START EXTRACT TO READ

Its now been a couple of months since I removed Flash from my Mac & I thought it might be useful to share some of my experiences, both good & bad. It hasn’t been 100% plain sailing but my Mac now definitely runs quieter, lasts longer and my browser no longer crashes on a daily basis!
Why remove Flash?
You may be asking, why would I want to remove Flash? My reasons for removing Flash are:
- It makes the fans on my Mac go crazy
- It reduces the battery life
- I got sick of Safari freezing up and eventually crashing (almost daily!)
There are also other, more politically charged issues, such as it not being terribly good at accessibility or the fact that it doesn’t run well on mobile/tablet devices1. But these weren’t really of any consequence when considering removing Flash from my desktop machine.
John Gruber explains the process of removing Flash from you system. He also outlines a work around for sites that still need Flash by installing Chrome & using it for sites that require Flash. Chrome comes bundled with its own version of the Flash plugin that doesn’t need to be installed at the system level, which makes it a great solution for the occasional Flash website. As I have to regularly test code in a number of browsers I already had Chrome installed, so this was a pretty easy work around for me.

END EXTRACT TO READ
START SUPPLIED DATA

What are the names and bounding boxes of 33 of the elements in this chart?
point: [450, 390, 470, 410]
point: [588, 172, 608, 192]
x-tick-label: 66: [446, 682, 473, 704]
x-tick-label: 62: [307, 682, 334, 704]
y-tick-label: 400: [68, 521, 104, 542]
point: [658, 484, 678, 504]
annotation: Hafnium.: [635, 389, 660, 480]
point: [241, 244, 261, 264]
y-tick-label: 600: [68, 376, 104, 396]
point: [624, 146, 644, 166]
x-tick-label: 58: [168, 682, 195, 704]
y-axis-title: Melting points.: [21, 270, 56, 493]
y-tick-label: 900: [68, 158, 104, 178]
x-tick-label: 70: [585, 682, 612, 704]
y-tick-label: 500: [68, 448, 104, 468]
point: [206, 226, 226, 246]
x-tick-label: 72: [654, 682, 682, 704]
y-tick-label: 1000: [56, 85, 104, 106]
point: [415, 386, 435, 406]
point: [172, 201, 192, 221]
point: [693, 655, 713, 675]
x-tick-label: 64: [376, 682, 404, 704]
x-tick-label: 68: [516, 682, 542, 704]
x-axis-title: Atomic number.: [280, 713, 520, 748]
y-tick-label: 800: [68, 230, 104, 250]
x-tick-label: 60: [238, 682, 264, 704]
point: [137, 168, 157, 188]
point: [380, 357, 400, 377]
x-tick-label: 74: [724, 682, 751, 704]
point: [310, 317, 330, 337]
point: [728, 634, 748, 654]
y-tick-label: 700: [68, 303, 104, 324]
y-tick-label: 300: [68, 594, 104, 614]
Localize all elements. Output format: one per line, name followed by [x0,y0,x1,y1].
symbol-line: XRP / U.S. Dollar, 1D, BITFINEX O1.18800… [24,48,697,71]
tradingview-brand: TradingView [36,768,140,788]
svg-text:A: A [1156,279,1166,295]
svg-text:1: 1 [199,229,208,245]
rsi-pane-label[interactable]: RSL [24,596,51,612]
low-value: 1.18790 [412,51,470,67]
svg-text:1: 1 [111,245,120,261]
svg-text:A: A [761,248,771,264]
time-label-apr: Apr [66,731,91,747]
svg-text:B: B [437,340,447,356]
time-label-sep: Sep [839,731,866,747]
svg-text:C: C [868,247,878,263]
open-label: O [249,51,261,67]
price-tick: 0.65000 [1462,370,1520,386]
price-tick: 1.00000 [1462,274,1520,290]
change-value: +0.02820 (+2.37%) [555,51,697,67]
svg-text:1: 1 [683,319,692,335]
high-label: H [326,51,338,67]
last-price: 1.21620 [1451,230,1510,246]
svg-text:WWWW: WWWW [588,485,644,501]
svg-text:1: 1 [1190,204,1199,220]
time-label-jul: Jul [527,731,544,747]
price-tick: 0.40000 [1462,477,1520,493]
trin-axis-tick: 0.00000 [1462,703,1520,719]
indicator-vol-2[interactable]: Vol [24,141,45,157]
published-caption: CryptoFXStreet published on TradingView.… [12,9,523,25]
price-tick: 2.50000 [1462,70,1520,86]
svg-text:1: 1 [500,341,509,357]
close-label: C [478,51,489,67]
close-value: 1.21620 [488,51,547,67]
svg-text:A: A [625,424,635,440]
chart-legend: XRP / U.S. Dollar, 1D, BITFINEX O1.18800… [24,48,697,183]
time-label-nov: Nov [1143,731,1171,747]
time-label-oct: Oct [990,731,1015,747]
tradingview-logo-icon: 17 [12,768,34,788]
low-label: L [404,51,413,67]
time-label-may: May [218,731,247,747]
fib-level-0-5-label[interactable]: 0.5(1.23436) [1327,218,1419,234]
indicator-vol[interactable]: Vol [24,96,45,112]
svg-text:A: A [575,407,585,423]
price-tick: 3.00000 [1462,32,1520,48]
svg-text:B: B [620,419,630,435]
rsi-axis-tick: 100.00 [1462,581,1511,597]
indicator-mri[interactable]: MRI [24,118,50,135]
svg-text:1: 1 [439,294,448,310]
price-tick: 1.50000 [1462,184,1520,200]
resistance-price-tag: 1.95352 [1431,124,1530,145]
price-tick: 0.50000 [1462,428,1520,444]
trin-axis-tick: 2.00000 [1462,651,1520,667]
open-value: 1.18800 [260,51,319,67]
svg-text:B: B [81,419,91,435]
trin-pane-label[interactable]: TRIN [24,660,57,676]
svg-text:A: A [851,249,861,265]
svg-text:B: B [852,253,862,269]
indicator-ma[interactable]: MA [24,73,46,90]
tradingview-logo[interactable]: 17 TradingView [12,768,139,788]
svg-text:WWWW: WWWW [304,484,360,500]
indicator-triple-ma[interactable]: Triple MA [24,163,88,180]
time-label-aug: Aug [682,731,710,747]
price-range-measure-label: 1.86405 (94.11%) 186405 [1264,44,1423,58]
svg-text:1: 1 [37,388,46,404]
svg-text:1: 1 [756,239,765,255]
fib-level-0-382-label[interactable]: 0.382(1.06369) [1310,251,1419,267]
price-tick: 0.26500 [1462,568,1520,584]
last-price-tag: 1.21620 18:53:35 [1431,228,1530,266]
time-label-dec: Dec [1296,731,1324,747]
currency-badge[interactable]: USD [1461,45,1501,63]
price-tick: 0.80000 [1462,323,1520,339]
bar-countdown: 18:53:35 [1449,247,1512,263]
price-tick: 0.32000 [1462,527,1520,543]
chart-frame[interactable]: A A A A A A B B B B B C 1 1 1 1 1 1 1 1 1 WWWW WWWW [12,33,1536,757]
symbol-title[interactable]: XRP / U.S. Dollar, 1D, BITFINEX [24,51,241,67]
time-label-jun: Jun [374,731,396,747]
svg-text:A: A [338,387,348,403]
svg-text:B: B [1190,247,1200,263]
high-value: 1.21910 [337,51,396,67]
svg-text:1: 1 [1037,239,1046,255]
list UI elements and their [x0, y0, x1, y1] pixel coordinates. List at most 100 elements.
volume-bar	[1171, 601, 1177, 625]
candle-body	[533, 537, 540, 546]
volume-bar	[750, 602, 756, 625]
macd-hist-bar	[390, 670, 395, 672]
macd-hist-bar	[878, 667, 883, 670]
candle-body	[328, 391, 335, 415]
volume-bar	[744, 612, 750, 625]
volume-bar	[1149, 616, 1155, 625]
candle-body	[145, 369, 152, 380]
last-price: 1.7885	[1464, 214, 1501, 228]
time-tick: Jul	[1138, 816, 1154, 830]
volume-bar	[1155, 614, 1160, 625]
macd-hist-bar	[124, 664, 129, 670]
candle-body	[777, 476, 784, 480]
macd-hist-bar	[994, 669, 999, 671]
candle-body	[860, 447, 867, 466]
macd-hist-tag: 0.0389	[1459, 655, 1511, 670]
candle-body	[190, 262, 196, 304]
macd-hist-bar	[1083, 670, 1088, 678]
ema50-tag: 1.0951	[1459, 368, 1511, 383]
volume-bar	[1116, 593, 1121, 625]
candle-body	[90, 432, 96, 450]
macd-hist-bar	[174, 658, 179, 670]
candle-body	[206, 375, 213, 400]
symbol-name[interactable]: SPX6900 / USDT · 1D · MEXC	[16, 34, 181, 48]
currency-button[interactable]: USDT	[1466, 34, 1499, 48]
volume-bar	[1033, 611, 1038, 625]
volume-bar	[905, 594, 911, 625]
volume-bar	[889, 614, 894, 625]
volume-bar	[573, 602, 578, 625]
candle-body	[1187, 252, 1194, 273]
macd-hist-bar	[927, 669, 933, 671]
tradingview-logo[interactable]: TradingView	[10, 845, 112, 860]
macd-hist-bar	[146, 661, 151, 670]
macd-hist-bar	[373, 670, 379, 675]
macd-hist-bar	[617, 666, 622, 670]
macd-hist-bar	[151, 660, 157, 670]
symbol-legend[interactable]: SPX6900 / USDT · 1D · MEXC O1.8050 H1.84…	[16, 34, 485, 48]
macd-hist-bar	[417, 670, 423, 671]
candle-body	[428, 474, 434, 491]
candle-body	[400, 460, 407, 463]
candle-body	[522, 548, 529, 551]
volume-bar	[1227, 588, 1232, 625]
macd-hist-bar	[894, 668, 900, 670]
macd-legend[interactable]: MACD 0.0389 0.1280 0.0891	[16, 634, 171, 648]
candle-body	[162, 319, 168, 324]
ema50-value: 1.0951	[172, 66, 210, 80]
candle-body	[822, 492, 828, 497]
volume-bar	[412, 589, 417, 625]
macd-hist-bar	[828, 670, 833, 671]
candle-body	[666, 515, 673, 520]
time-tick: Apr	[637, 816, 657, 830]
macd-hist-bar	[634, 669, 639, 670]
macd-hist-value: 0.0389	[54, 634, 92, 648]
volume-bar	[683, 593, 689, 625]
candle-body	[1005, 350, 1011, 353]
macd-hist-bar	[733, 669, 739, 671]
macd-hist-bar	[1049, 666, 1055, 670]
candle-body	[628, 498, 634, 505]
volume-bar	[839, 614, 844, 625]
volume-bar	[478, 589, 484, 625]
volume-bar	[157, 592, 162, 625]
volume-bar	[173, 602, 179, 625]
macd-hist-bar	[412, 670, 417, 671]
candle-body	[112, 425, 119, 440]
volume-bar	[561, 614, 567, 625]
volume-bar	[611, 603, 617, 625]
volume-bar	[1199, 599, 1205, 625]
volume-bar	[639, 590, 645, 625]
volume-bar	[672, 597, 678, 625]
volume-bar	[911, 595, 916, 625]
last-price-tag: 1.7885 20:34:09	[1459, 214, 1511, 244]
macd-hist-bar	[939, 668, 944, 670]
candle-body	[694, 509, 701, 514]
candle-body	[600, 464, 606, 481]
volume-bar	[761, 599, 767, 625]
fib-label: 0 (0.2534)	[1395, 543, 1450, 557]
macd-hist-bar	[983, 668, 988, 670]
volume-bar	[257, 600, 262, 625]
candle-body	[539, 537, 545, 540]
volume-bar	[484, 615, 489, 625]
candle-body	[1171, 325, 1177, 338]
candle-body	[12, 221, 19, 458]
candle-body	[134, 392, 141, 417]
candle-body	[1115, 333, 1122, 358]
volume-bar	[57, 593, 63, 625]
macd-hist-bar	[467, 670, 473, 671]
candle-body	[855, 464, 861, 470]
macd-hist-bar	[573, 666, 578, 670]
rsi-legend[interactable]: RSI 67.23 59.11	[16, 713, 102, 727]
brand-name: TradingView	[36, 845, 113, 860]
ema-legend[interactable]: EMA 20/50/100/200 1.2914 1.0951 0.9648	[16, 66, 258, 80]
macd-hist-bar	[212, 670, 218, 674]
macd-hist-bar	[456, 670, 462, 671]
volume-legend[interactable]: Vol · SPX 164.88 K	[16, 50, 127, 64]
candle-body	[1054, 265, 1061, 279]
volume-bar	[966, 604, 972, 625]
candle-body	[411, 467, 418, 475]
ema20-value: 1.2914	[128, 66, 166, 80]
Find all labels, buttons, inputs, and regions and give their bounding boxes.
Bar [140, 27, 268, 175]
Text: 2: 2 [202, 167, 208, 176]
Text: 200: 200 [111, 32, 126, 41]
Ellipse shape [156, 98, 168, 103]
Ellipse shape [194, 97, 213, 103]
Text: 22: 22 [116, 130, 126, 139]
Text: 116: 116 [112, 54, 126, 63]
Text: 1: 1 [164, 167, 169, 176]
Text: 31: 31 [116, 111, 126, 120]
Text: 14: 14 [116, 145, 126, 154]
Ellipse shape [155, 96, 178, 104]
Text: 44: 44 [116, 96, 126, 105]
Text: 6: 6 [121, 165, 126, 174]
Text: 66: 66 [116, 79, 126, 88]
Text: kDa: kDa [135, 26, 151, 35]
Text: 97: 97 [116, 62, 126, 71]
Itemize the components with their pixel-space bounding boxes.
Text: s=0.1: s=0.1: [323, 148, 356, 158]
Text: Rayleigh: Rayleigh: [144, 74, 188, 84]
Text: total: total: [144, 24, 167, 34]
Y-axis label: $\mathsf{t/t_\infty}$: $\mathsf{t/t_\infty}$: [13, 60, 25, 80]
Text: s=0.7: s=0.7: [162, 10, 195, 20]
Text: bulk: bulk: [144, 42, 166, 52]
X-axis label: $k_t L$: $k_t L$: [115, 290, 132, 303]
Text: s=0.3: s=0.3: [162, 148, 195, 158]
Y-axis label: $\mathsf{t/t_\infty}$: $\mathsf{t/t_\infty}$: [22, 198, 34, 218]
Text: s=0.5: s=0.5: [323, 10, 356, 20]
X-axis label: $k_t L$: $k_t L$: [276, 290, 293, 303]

END SUPPLIED DATA

PROBLEM SET:
1. In the post about removing Flash, which browser does John Gruber suggest using for sites that still require Flash?
2. Please explain, using the post about removing Flash, why that browser works well for the occasional Flash site and why the workaround was easy for the writer.

FINAL RESULTS:
1. Chrome.

2. Chrome comes bundled with its own version of the Flash plugin, which doesn't need to be installed at the system level. The writer already had Chrome installed because of regularly testing code in a number of browsers.